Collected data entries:
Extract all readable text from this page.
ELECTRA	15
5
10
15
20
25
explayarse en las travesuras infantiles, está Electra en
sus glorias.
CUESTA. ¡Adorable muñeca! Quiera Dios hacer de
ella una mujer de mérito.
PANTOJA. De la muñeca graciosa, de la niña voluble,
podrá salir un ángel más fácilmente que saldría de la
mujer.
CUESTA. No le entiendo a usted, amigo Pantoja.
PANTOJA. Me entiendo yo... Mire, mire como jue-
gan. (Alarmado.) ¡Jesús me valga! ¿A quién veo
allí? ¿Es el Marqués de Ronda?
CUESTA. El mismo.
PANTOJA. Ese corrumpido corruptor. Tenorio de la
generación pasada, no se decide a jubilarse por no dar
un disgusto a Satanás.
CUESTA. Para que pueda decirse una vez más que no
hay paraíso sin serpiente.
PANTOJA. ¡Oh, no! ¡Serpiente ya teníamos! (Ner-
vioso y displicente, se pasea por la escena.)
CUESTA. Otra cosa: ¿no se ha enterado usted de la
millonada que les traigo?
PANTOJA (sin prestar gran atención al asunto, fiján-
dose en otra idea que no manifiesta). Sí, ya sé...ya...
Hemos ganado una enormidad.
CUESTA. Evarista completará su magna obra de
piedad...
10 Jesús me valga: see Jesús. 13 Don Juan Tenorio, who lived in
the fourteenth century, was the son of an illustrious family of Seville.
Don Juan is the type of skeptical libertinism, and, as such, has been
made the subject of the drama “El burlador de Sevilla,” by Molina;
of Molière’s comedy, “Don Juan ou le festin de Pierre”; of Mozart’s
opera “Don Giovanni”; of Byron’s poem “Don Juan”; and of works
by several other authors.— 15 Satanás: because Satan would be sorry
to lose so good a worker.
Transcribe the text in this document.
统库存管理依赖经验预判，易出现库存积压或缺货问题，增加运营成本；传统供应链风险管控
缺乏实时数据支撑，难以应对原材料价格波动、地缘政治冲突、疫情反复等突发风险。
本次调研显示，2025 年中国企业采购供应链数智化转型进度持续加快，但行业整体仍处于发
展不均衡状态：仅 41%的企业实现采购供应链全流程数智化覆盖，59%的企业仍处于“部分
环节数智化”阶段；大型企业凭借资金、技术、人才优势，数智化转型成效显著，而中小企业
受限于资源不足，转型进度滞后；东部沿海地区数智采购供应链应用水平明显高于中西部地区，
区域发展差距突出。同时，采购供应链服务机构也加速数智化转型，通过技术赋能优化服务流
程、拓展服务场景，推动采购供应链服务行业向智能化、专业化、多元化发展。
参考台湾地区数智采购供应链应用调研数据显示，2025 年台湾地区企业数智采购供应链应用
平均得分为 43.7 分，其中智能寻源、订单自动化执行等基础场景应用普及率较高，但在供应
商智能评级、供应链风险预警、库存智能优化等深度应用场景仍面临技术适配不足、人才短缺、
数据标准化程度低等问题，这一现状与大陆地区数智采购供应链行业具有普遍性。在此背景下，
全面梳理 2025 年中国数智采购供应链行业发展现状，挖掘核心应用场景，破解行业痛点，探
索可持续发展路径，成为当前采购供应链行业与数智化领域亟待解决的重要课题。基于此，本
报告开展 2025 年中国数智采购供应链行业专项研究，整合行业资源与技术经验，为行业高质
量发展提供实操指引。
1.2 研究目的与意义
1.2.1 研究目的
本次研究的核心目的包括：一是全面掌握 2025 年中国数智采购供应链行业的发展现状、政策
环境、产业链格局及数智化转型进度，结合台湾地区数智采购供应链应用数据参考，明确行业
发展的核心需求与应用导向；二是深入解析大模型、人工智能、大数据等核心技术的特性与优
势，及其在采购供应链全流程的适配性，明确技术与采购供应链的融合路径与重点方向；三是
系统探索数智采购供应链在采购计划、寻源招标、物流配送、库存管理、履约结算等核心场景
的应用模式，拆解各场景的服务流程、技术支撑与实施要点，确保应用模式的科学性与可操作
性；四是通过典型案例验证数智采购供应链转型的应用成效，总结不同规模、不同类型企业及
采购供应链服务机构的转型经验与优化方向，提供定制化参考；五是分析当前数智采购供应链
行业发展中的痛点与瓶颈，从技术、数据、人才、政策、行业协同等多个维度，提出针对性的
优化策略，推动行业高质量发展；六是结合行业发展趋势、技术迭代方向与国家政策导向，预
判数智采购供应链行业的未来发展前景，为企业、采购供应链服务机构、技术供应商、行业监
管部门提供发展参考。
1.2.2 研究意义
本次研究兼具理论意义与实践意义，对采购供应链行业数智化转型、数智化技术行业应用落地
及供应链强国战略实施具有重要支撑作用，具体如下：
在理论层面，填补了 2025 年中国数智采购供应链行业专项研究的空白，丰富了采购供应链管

> _THE EXERCISE_
Determine how many lines in the listing above hold the word "usted", answering with the number only.

> _SOLVED PROBLEM_
2